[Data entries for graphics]
************

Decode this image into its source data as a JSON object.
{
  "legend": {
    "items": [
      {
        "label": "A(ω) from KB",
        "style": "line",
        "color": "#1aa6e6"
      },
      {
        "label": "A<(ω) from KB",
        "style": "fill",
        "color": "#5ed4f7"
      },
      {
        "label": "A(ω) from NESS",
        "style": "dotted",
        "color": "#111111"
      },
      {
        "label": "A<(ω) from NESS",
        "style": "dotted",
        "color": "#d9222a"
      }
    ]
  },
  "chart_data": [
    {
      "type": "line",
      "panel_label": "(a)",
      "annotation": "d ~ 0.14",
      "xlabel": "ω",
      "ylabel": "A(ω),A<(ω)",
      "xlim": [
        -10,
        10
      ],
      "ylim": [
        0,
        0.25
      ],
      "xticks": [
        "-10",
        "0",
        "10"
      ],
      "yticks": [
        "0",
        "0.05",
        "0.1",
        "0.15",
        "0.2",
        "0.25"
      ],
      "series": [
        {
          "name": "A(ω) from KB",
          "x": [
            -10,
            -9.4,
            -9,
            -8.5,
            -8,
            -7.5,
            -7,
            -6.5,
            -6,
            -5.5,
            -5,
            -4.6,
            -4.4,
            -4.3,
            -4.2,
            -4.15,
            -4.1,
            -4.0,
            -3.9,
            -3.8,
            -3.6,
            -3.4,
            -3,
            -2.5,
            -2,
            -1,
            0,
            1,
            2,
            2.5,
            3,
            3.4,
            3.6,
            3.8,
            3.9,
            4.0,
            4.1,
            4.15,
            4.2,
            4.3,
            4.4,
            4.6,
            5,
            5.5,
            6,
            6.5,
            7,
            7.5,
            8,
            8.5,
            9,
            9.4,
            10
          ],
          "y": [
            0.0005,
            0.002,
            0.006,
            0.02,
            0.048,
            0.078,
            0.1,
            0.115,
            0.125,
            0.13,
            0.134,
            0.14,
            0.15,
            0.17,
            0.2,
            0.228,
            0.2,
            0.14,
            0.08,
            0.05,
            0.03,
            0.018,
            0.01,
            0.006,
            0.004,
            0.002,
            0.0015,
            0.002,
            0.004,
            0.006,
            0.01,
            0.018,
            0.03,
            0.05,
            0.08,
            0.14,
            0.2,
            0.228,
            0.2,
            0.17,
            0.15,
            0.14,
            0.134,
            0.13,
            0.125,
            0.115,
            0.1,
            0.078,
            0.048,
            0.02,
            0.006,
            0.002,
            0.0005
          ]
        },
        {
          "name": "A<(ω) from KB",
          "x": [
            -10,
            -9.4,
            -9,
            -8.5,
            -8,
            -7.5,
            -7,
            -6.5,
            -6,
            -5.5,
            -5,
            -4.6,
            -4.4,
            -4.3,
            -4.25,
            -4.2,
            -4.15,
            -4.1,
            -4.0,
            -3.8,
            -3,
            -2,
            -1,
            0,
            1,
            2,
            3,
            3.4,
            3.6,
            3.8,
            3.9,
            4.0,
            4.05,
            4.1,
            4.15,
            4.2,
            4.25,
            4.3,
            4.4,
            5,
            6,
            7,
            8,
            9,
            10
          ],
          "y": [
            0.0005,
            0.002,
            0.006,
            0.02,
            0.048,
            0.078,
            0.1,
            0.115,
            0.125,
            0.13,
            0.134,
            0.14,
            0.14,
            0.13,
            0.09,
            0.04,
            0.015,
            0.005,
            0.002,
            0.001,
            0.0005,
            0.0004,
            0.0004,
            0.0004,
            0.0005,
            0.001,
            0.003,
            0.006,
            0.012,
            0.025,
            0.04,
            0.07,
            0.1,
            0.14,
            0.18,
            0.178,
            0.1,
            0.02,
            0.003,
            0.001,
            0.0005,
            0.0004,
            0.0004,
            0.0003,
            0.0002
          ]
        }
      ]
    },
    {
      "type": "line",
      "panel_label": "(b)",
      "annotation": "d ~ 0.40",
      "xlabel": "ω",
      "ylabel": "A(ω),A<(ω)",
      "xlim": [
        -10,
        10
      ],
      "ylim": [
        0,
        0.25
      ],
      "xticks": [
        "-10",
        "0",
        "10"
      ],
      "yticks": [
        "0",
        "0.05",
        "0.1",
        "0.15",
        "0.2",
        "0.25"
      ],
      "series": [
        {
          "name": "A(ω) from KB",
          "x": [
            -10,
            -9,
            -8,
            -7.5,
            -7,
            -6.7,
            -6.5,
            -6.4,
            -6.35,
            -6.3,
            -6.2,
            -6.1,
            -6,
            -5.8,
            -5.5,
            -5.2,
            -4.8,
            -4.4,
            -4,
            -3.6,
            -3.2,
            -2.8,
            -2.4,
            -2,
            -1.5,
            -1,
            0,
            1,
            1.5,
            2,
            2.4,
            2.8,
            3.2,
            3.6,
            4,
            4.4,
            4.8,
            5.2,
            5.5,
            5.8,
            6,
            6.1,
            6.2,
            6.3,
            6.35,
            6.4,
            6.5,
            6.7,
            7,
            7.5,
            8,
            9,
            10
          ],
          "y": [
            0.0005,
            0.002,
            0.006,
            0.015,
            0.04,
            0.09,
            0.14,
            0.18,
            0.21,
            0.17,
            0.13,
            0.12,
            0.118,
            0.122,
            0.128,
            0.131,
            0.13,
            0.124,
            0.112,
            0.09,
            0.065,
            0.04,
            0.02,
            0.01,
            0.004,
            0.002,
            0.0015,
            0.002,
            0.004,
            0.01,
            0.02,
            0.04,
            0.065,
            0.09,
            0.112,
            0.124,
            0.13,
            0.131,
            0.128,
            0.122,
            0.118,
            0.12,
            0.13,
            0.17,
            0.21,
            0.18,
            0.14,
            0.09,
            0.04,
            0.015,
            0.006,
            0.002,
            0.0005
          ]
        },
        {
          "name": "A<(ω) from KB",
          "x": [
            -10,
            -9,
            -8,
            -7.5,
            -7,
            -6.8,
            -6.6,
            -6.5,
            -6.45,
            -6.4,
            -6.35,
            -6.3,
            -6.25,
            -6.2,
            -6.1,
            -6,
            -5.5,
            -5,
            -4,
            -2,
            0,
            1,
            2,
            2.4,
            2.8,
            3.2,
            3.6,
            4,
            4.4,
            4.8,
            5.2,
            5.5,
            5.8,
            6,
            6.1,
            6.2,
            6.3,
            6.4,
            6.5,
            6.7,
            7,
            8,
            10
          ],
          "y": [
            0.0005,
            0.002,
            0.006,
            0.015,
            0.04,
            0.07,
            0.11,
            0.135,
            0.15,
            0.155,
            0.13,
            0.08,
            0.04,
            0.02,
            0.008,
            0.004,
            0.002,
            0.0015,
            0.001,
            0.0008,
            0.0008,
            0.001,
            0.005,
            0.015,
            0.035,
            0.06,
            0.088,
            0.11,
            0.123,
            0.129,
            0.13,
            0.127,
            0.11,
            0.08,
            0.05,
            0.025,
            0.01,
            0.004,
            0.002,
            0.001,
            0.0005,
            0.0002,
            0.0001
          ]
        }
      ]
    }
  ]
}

************

- _Problem to work on_:
Above are some records. Print them all exactly.

- _Answer for the task_:
Decode this image into its source data as a JSON object.
{
  "legend": {
    "items": [
      {
        "label": "A(ω) from KB",
        "style": "line",
        "color": "#1aa6e6"
      },
      {
        "label": "A<(ω) from KB",
        "style": "fill",
        "color": "#5ed4f7"
      },
      {
        "label": "A(ω) from NESS",
        "style": "dotted",
        "color": "#111111"
      },
      {
        "label": "A<(ω) from NESS",
        "style": "dotted",
        "color": "#d9222a"
      }
    ]
  },
  "chart_data": [
    {
      "type": "line",
      "panel_label": "(a)",
      "annotation": "d ~ 0.14",
      "xlabel": "ω",
      "ylabel": "A(ω),A<(ω)",
      "xlim": [
        -10,
        10
      ],
      "ylim": [
        0,
        0.25
      ],
      "xticks": [
        "-10",
        "0",
        "10"
      ],
      "yticks": [
        "0",
        "0.05",
        "0.1",
        "0.15",
        "0.2",
        "0.25"
      ],
      "series": [
        {
          "name": "A(ω) from KB",
          "x": [
            -10,
            -9.4,
            -9,
            -8.5,
            -8,
            -7.5,
            -7,
            -6.5,
            -6,
            -5.5,
            -5,
            -4.6,
            -4.4,
            -4.3,
            -4.2,
            -4.15,
            -4.1,
            -4.0,
            -3.9,
            -3.8,
            -3.6,
            -3.4,
            -3,
            -2.5,
            -2,
            -1,
            0,
            1,
            2,
            2.5,
            3,
            3.4,
            3.6,
            3.8,
            3.9,
            4.0,
            4.1,
            4.15,
            4.2,
            4.3,
            4.4,
            4.6,
            5,
            5.5,
            6,
            6.5,
            7,
            7.5,
            8,
            8.5,
            9,
            9.4,
            10
          ],
          "y": [
            0.0005,
            0.002,
            0.006,
            0.02,
            0.048,
            0.078,
            0.1,
            0.115,
            0.125,
            0.13,
            0.134,
            0.14,
            0.15,
            0.17,
            0.2,
            0.228,
            0.2,
            0.14,
            0.08,
            0.05,
            0.03,
            0.018,
            0.01,
            0.006,
            0.004,
            0.002,
            0.0015,
            0.002,
            0.004,
            0.006,
            0.01,
            0.018,
            0.03,
            0.05,
            0.08,
            0.14,
            0.2,
            0.228,
            0.2,
            0.17,
            0.15,
            0.14,
            0.134,
            0.13,
            0.125,
            0.115,
            0.1,
            0.078,
            0.048,
            0.02,
            0.006,
            0.002,
            0.0005
          ]
        },
        {
          "name": "A<(ω) from KB",
          "x": [
            -10,
            -9.4,
            -9,
            -8.5,
            -8,
            -7.5,
            -7,
            -6.5,
            -6,
            -5.5,
            -5,
            -4.6,
            -4.4,
            -4.3,
            -4.25,
            -4.2,
            -4.15,
            -4.1,
            -4.0,
            -3.8,
            -3,
            -2,
            -1,
            0,
            1,
            2,
            3,
            3.4,
            3.6,
            3.8,
            3.9,
            4.0,
            4.05,
            4.1,
            4.15,
            4.2,
            4.25,
            4.3,
            4.4,
            5,
            6,
            7,
            8,
            9,
            10
          ],
          "y": [
            0.0005,
            0.002,
            0.006,
            0.02,
            0.048,
            0.078,
            0.1,
            0.115,
            0.125,
            0.13,
            0.134,
            0.14,
            0.14,
            0.13,
            0.09,
            0.04,
            0.015,
            0.005,
            0.002,
            0.001,
            0.0005,
            0.0004,
            0.0004,
            0.0004,
            0.0005,
            0.001,
            0.003,
            0.006,
            0.012,
            0.025,
            0.04,
            0.07,
            0.1,
            0.14,
            0.18,
            0.178,
            0.1,
            0.02,
            0.003,
            0.001,
            0.0005,
            0.0004,
            0.0004,
            0.0003,
            0.0002
          ]
        }
      ]
    },
    {
      "type": "line",
      "panel_label": "(b)",
      "annotation": "d ~ 0.40",
      "xlabel": "ω",
      "ylabel": "A(ω),A<(ω)",
      "xlim": [
        -10,
        10
      ],
      "ylim": [
        0,
        0.25
      ],
      "xticks": [
        "-10",
        "0",
        "10"
      ],
      "yticks": [
        "0",
        "0.05",
        "0.1",
        "0.15",
        "0.2",
        "0.25"
      ],
      "series": [
        {
          "name": "A(ω) from KB",
          "x": [
            -10,
            -9,
            -8,
            -7.5,
            -7,
            -6.7,
            -6.5,
            -6.4,
            -6.35,
            -6.3,
            -6.2,
            -6.1,
            -6,
            -5.8,
            -5.5,
            -5.2,
            -4.8,
            -4.4,
            -4,
            -3.6,
            -3.2,
            -2.8,
            -2.4,
            -2,
            -1.5,
            -1,
            0,
            1,
            1.5,
            2,
            2.4,
            2.8,
            3.2,
            3.6,
            4,
            4.4,
            4.8,
            5.2,
            5.5,
            5.8,
            6,
            6.1,
            6.2,
            6.3,
            6.35,
            6.4,
            6.5,
            6.7,
            7,
            7.5,
            8,
            9,
            10
          ],
          "y": [
            0.0005,
            0.002,
            0.006,
            0.015,
            0.04,
            0.09,
            0.14,
            0.18,
            0.21,
            0.17,
            0.13,
            0.12,
            0.118,
            0.122,
            0.128,
            0.131,
            0.13,
            0.124,
            0.112,
            0.09,
            0.065,
            0.04,
            0.02,
            0.01,
            0.004,
            0.002,
            0.0015,
            0.002,
            0.004,
            0.01,
            0.02,
            0.04,
            0.065,
            0.09,
            0.112,
            0.124,
            0.13,
            0.131,
            0.128,
            0.122,
            0.118,
            0.12,
            0.13,
            0.17,
            0.21,
            0.18,
            0.14,
            0.09,
            0.04,
            0.015,
            0.006,
            0.002,
            0.0005
          ]
        },
        {
          "name": "A<(ω) from KB",
          "x": [
            -10,
            -9,
            -8,
            -7.5,
            -7,
            -6.8,
            -6.6,
            -6.5,
            -6.45,
            -6.4,
            -6.35,
            -6.3,
            -6.25,
            -6.2,
            -6.1,
            -6,
            -5.5,
            -5,
            -4,
            -2,
            0,
            1,
            2,
            2.4,
            2.8,
            3.2,
            3.6,
            4,
            4.4,
            4.8,
            5.2,
            5.5,
            5.8,
            6,
            6.1,
            6.2,
            6.3,
            6.4,
            6.5,
            6.7,
            7,
            8,
            10
          ],
          "y": [
            0.0005,
            0.002,
            0.006,
            0.015,
            0.04,
            0.07,
            0.11,
            0.135,
            0.15,
            0.155,
            0.13,
            0.08,
            0.04,
            0.02,
            0.008,
            0.004,
            0.002,
            0.0015,
            0.001,
            0.0008,
            0.0008,
            0.001,
            0.005,
            0.015,
            0.035,
            0.06,
            0.088,
            0.11,
            0.123,
            0.129,
            0.13,
            0.127,
            0.11,
            0.08,
            0.05,
            0.025,
            0.01,
            0.004,
            0.002,
            0.001,
            0.0005,
            0.0002,
            0.0001
          ]
        }
      ]
    }
  ]
}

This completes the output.